--- start of Reading text ---

The first is Koku, and this kata teaches you to attack an incoming right punch, then attack an incoming right kick, and finally to apply a strike with your thumb to a hidden target. Tactically, this is teaching you employ your army/soldiers by having them attack to the enemy army from different sides, weakening their position and ability to attack you, then to come in with your own offensive attack at an unguarded and unprotected section of their camp.

Next is Renyo, which teaches methods against a right punch, a right kick, and finally a right grab (this is interesting, as it's teaching you to handle all common methods of attack - striking, kicking, and grappling - but all on the same side [the right], which shows the kata as not being a truly "combatively reflective" method). The responce teaches evasive action, counter-kicking, a controlling hold, and handling a resistant opponent, forcing you to change your grappling hold. Tactically, this builds on the previous kata by teaching you to avoid direct confrontation with the enemy, giving you the options of being purely defensive, or counter-striking, through to a powerful offensive resulting in your forces capturing the enemy. It then teaches that if the enemy attempts to evade capture, to watch them and catch them as they escape.

In short, there's a very good reason most of the old systems refer to their art as "Heiho"....



Himura Kenshin said:


> 1) I am aware that the sword was not necessarily the weapon of choice during war, but are there not sword styles devoted to fighting in armor? Wouldn't that mean they were meant to be used on the battlefield?

--- end of Reading text ---
--- start of The input ---

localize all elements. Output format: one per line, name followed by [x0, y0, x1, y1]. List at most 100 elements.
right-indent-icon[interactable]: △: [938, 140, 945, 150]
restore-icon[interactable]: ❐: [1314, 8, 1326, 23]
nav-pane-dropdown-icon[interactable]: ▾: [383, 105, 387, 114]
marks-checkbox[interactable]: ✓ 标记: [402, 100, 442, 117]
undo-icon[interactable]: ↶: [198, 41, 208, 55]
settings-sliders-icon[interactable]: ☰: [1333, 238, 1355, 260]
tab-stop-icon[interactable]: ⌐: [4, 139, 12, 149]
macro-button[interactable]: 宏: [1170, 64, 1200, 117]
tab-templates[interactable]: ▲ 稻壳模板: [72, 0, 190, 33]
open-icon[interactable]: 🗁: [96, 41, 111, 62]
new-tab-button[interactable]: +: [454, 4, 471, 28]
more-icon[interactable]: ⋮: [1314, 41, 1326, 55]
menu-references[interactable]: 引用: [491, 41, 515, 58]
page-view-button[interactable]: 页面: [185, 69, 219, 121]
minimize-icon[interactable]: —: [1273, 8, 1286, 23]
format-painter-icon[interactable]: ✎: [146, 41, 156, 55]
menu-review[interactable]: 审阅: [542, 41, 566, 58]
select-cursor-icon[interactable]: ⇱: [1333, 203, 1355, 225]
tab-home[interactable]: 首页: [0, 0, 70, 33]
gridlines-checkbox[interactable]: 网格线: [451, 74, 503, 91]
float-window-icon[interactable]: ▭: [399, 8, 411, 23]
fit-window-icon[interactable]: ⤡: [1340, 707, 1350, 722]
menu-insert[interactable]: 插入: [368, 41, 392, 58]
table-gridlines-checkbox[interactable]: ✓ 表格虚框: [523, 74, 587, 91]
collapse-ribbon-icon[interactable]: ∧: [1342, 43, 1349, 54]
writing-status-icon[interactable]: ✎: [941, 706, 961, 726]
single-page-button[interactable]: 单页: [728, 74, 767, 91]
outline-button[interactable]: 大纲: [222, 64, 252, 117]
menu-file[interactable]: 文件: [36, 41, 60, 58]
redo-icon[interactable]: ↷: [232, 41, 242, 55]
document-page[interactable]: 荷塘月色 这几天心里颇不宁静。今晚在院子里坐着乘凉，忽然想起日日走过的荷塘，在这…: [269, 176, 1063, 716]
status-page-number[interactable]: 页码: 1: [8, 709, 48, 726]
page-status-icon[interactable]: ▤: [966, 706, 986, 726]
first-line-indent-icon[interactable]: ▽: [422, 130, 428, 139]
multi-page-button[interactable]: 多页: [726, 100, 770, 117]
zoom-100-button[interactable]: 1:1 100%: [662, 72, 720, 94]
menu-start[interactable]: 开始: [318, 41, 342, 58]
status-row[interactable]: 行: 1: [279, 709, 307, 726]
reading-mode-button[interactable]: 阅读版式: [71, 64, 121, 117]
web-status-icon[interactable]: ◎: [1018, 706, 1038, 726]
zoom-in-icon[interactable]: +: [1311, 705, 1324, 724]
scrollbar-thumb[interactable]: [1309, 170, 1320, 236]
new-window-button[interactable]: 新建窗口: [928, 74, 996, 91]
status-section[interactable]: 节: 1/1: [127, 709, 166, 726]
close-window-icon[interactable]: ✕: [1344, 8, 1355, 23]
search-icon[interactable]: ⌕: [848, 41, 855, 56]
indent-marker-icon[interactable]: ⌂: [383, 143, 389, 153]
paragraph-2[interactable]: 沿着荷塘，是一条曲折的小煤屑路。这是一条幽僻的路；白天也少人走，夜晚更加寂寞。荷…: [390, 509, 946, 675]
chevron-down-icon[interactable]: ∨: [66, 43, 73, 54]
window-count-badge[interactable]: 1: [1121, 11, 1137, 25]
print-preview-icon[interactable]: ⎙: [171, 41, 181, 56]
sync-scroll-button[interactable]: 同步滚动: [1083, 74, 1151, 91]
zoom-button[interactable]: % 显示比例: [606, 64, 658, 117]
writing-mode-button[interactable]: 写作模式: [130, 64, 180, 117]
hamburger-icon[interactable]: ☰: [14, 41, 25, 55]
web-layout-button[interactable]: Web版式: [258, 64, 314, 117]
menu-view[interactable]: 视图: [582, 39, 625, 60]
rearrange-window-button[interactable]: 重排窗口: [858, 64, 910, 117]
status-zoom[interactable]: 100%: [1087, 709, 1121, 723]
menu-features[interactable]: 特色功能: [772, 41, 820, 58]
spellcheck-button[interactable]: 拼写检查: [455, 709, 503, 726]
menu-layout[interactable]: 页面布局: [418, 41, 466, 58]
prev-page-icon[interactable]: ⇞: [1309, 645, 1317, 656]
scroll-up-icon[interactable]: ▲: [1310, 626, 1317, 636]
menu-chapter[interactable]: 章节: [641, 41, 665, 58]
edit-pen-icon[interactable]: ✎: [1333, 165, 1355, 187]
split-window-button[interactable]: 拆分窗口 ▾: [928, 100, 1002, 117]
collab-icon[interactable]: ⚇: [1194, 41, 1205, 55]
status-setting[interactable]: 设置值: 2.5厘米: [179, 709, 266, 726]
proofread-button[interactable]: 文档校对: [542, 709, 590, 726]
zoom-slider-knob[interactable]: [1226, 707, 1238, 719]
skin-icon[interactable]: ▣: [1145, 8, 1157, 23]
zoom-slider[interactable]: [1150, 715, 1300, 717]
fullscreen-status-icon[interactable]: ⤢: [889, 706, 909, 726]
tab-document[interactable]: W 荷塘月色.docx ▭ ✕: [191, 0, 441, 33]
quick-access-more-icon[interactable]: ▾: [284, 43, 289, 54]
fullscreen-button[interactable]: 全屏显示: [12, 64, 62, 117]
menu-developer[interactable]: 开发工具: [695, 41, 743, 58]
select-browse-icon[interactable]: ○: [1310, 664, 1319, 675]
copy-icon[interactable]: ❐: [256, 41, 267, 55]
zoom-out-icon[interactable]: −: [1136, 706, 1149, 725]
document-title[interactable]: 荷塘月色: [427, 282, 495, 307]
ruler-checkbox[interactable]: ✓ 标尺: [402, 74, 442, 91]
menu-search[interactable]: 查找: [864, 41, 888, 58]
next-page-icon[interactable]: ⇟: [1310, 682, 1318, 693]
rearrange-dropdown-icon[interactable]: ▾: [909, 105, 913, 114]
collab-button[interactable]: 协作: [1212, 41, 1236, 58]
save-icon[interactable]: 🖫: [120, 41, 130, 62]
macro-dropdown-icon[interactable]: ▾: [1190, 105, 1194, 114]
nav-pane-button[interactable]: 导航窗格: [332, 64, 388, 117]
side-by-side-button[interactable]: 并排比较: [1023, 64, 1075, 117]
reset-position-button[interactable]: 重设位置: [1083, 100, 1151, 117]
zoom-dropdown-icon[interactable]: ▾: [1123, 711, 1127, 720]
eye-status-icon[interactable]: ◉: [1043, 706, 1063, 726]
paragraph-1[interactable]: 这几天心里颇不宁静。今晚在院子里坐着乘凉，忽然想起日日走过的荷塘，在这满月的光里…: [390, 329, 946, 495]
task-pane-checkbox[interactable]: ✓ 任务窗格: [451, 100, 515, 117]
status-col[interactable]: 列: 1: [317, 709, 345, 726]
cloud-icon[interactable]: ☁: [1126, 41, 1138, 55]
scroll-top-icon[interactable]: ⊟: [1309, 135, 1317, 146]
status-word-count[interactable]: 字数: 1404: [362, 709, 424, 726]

--- end of The input ---

— Requests —
[1] Return everything from the start of the listing down to the line containing "undo-icon[interactable]: ↶: [198, 41, 208, 55]", with both ends included, and nothing else.
[2] Continue the forum thread on the tactical lessons of kata from the point where it stops.
The text and the listing have nothing to do with each other.

— Results —
[1]
localize all elements. Output format: one per line, name followed by [x0, y0, x1, y1]. List at most 100 elements.
right-indent-icon[interactable]: △: [938, 140, 945, 150]
restore-icon[interactable]: ❐: [1314, 8, 1326, 23]
nav-pane-dropdown-icon[interactable]: ▾: [383, 105, 387, 114]
marks-checkbox[interactable]: ✓ 标记: [402, 100, 442, 117]
undo-icon[interactable]: ↶: [198, 41, 208, 55]

[2]
 
I'll put it this way. You're going out onto the battlefield. All of your enemy will be using 9 foot long spears. You can either use a similarly ranged weapon, or you can use a two-and-a-half foot sword. Your call.

Realistically, sword is a brilliant teaching tool. It enables teaching tactics and strategies, angling and timing, mindset and purpose, and more in a faster, better, more readily accessible format than pretty much anything else. The next best is an unarmed form of learning, which is safer. Both of these also have the great advantage of not needing a lot of room to develop skill and instill the lessons in, as opposed to spear or naginata.



Himura Kenshin said:


> 2) If koto ryu and gyokko ryu were not meant for ancient battlefields, then what were the primary reasons for studying them originally? Were they for personal protection? Sorry if you answered this already, I guess I'm just not entirely sure what these arts were developed for.


 
The arts were developed to pass on the lessons, strategies, and tactics of the Ryu (meaning those that the founder felt were important and relevant). As for reasons for studying them, that ranged pretty much the gammut, same as today. They could be studied for strategic insight, for an understanding of personal limitations, for social betterment and skills, for methods of testing yourself, both internally and against others, or because that was just what you studied in your personal group (clan, fiefdom, job etc).

Hope this has helped your understanding of these arts (and all old Japanese arts, really).


----------



## Aiki Lee (Apr 2, 2011)

Thanks again for your input!

On an interesting note, if we want to look at koku and renyo, this is what we get out of them for the sake of our practice.

The way tori handles uke's in initial attack with his right punch is interpreted in the Banzenkan as teaching gauging distance with the lead hand and maintaining tactile vision during the fight. What you say about attacking different sides we tend to look at from Kako and Yoku to from koto ryu, though it is clearly evident here as well.

In Renyo, we decide to focus on the unbalancing of the leg as the lesson we choose to internalize from this kata. To us it is about over extending them and taking kuzushi that way. Again the things you mention are present there as well, but I suppose we place special emphasis on the first part.


----------



## Chris Parker (Apr 3, 2011)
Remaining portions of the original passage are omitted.